Erst jetzt, nachdem einer der großen Philologen im Lande, die "Unzeitgemäßen Betrachtungen" Nietzsches im Rücken, gegen den antiquarischen Geist seines Faches zu Felde gezogen ist, erkennen wir, wie staubtrocken und urteilsschwach die historisch-philologischen Disziplinen trotz ihrer Lust an immer neuen methodologischen Maskeraden im Lauf der Zeit geworden sind. Und bitten jetzt, der polemische Essayist, der den Staub der Germanistik aufwirbelt, möge Nachahmer in anderen Fächern finden. Man stelle sich vor: ein Buch wie dieses aus der Mitte der Historie oder der Philosophie ... nicht auszudenken, das Glück. (Ulrich Raulff: Der rebellische Mandarin, in: Süddeutsche Zeitung, München, vom 26. 02. 2002.

GESPEICHERTE DATEN —

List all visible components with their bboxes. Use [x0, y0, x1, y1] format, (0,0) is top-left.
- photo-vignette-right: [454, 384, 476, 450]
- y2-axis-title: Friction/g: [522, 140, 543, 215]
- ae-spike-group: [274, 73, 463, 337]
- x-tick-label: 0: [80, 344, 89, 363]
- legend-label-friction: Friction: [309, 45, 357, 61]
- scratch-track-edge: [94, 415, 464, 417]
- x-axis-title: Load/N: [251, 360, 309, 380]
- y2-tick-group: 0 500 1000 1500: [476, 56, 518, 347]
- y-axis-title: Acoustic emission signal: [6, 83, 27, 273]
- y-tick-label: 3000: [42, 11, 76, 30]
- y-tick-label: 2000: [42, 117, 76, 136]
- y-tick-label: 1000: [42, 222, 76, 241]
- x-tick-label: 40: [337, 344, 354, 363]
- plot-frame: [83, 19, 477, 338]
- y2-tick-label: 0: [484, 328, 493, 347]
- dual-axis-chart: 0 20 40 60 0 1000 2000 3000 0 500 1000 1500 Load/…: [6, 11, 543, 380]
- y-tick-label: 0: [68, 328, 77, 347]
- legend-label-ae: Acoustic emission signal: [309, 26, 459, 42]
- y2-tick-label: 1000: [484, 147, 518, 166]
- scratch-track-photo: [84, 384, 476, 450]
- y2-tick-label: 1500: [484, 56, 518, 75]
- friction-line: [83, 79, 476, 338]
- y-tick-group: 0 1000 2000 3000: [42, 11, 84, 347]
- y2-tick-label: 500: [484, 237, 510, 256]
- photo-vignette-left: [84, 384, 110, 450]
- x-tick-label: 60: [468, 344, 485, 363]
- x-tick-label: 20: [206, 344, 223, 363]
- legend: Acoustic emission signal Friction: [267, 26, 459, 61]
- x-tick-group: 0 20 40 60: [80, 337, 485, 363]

ANLEITUNG ZUR ÜBUNG — Gib den Textabschnitt über die Philologen wortgetreu wieder, beginnend bei den Worten mit „Erst jetzt, nachdem“ und endend nach „26. 02. 2002.“.

DAS ERGEBNIS —
Erst jetzt, nachdem einer der großen Philologen im Lande, die "Unzeitgemäßen Betrachtungen" Nietzsches im Rücken, gegen den antiquarischen Geist seines Faches zu Felde gezogen ist, erkennen wir, wie staubtrocken und urteilsschwach die historisch-philologischen Disziplinen trotz ihrer Lust an immer neuen methodologischen Maskeraden im Lauf der Zeit geworden sind. Und bitten jetzt, der polemische Essayist, der den Staub der Germanistik aufwirbelt, möge Nachahmer in anderen Fächern finden. Man stelle sich vor: ein Buch wie dieses aus der Mitte der Historie oder der Philosophie ... nicht auszudenken, das Glück. (Ulrich Raulff: Der rebellische Mandarin, in: Süddeutsche Zeitung, München, vom 26. 02. 2002.